▸ **Supplied entries**

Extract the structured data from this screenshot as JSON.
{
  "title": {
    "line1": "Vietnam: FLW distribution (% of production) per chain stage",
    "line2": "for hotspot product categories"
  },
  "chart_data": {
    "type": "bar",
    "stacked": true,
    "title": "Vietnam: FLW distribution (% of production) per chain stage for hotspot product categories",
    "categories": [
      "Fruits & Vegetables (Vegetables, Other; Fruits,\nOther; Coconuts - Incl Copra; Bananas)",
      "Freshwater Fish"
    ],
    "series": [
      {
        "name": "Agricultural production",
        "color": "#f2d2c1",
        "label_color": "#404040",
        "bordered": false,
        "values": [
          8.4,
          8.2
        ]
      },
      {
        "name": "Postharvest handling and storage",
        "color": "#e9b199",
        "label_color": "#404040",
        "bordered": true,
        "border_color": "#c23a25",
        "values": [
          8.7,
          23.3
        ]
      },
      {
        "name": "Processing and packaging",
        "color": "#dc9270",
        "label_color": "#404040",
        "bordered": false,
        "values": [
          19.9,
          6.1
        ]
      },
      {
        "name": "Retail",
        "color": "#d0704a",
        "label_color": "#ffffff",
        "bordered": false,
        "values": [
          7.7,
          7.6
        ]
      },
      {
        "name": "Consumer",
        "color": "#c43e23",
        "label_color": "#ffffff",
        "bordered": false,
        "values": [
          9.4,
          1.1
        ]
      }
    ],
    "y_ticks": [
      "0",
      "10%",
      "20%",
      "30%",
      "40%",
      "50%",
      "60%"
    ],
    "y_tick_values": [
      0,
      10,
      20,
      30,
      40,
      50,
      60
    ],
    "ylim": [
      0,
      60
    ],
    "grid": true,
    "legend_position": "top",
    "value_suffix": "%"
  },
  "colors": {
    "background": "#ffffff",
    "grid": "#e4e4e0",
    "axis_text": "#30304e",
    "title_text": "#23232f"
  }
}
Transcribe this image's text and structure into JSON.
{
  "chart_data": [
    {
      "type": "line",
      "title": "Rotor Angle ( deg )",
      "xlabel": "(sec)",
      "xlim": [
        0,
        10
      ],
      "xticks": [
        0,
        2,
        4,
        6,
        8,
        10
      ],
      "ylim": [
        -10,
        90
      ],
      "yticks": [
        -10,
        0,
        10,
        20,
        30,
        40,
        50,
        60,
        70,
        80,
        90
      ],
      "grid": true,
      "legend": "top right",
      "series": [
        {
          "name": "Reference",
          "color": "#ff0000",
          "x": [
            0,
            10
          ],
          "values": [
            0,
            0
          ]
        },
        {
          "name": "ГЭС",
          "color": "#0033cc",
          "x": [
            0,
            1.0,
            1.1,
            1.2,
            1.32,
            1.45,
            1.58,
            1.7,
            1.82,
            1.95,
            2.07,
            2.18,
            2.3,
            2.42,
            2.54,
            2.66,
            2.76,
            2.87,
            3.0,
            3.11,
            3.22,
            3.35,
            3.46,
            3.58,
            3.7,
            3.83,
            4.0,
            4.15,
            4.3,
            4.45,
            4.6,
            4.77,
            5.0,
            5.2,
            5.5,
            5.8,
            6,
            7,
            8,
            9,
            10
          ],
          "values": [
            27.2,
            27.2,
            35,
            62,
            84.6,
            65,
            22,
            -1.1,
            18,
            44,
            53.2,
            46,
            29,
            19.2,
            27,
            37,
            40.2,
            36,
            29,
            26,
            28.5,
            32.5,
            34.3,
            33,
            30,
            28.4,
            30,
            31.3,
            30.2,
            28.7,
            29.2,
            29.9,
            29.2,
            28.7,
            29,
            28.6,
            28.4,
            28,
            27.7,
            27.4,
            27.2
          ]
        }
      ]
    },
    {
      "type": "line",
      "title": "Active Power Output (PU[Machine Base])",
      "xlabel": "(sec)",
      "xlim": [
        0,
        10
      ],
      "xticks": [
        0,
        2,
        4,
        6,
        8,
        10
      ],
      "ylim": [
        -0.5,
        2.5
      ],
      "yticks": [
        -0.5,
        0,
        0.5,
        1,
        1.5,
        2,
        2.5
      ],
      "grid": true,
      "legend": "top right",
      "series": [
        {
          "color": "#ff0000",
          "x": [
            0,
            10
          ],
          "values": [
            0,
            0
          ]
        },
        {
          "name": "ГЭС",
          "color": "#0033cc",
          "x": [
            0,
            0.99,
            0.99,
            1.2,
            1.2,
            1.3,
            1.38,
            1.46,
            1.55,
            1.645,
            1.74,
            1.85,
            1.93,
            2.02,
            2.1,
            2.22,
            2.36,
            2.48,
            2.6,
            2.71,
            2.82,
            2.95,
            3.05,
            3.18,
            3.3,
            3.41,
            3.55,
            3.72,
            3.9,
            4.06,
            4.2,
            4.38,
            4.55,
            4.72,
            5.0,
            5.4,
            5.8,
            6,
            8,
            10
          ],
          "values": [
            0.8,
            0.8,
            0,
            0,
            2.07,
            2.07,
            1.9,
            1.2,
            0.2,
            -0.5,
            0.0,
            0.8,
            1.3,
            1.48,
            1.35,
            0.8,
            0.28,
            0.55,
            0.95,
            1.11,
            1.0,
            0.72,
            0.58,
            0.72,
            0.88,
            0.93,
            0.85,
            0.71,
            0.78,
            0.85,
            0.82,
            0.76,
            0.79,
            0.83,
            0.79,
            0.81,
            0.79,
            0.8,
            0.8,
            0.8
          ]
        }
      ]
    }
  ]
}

▸ **Your instructions**
Reproduce every record, matching each line exactly.

▸ **Solution to the problem**
Extract the structured data from this screenshot as JSON.
{
  "title": {
    "line1": "Vietnam: FLW distribution (% of production) per chain stage",
    "line2": "for hotspot product categories"
  },
  "chart_data": {
    "type": "bar",
    "stacked": true,
    "title": "Vietnam: FLW distribution (% of production) per chain stage for hotspot product categories",
    "categories": [
      "Fruits & Vegetables (Vegetables, Other; Fruits,\nOther; Coconuts - Incl Copra; Bananas)",
      "Freshwater Fish"
    ],
    "series": [
      {
        "name": "Agricultural production",
        "color": "#f2d2c1",
        "label_color": "#404040",
        "bordered": false,
        "values": [
          8.4,
          8.2
        ]
      },
      {
        "name": "Postharvest handling and storage",
        "color": "#e9b199",
        "label_color": "#404040",
        "bordered": true,
        "border_color": "#c23a25",
        "values": [
          8.7,
          23.3
        ]
      },
      {
        "name": "Processing and packaging",
        "color": "#dc9270",
        "label_color": "#404040",
        "bordered": false,
        "values": [
          19.9,
          6.1
        ]
      },
      {
        "name": "Retail",
        "color": "#d0704a",
        "label_color": "#ffffff",
        "bordered": false,
        "values": [
          7.7,
          7.6
        ]
      },
      {
        "name": "Consumer",
        "color": "#c43e23",
        "label_color": "#ffffff",
        "bordered": false,
        "values": [
          9.4,
          1.1
        ]
      }
    ],
    "y_ticks": [
      "0",
      "10%",
      "20%",
      "30%",
      "40%",
      "50%",
      "60%"
    ],
    "y_tick_values": [
      0,
      10,
      20,
      30,
      40,
      50,
      60
    ],
    "ylim": [
      0,
      60
    ],
    "grid": true,
    "legend_position": "top",
    "value_suffix": "%"
  },
  "colors": {
    "background": "#ffffff",
    "grid": "#e4e4e0",
    "axis_text": "#30304e",
    "title_text": "#23232f"
  }
}
Transcribe this image's text and structure into JSON.
{
  "chart_data": [
    {
      "type": "line",
      "title": "Rotor Angle ( deg )",
      "xlabel": "(sec)",
      "xlim": [
        0,
        10
      ],
      "xticks": [
        0,
        2,
        4,
        6,
        8,
        10
      ],
      "ylim": [
        -10,
        90
      ],
      "yticks": [
        -10,
        0,
        10,
        20,
        30,
        40,
        50,
        60,
        70,
        80,
        90
      ],
      "grid": true,
      "legend": "top right",
      "series": [
        {
          "name": "Reference",
          "color": "#ff0000",
          "x": [
            0,
            10
          ],
          "values": [
            0,
            0
          ]
        },
        {
          "name": "ГЭС",
          "color": "#0033cc",
          "x": [
            0,
            1.0,
            1.1,
            1.2,
            1.32,
            1.45,
            1.58,
            1.7,
            1.82,
            1.95,
            2.07,
            2.18,
            2.3,
            2.42,
            2.54,
            2.66,
            2.76,
            2.87,
            3.0,
            3.11,
            3.22,
            3.35,
            3.46,
            3.58,
            3.7,
            3.83,
            4.0,
            4.15,
            4.3,
            4.45,
            4.6,
            4.77,
            5.0,
            5.2,
            5.5,
            5.8,
            6,
            7,
            8,
            9,
            10
          ],
          "values": [
            27.2,
            27.2,
            35,
            62,
            84.6,
            65,
            22,
            -1.1,
            18,
            44,
            53.2,
            46,
            29,
            19.2,
            27,
            37,
            40.2,
            36,
            29,
            26,
            28.5,
            32.5,
            34.3,
            33,
            30,
            28.4,
            30,
            31.3,
            30.2,
            28.7,
            29.2,
            29.9,
            29.2,
            28.7,
            29,
            28.6,
            28.4,
            28,
            27.7,
            27.4,
            27.2
          ]
        }
      ]
    },
    {
      "type": "line",
      "title": "Active Power Output (PU[Machine Base])",
      "xlabel": "(sec)",
      "xlim": [
        0,
        10
      ],
      "xticks": [
        0,
        2,
        4,
        6,
        8,
        10
      ],
      "ylim": [
        -0.5,
        2.5
      ],
      "yticks": [
        -0.5,
        0,
        0.5,
        1,
        1.5,
        2,
        2.5
      ],
      "grid": true,
      "legend": "top right",
      "series": [
        {
          "color": "#ff0000",
          "x": [
            0,
            10
          ],
          "values": [
            0,
            0
          ]
        },
        {
          "name": "ГЭС",
          "color": "#0033cc",
          "x": [
            0,
            0.99,
            0.99,
            1.2,
            1.2,
            1.3,
            1.38,
            1.46,
            1.55,
            1.645,
            1.74,
            1.85,
            1.93,
            2.02,
            2.1,
            2.22,
            2.36,
            2.48,
            2.6,
            2.71,
            2.82,
            2.95,
            3.05,
            3.18,
            3.3,
            3.41,
            3.55,
            3.72,
            3.9,
            4.06,
            4.2,
            4.38,
            4.55,
            4.72,
            5.0,
            5.4,
            5.8,
            6,
            8,
            10
          ],
          "values": [
            0.8,
            0.8,
            0,
            0,
            2.07,
            2.07,
            1.9,
            1.2,
            0.2,
            -0.5,
            0.0,
            0.8,
            1.3,
            1.48,
            1.35,
            0.8,
            0.28,
            0.55,
            0.95,
            1.11,
            1.0,
            0.72,
            0.58,
            0.72,
            0.88,
            0.93,
            0.85,
            0.71,
            0.78,
            0.85,
            0.82,
            0.76,
            0.79,
            0.83,
            0.79,
            0.81,
            0.79,
            0.8,
            0.8,
            0.8
          ]
        }
      ]
    }
  ]
}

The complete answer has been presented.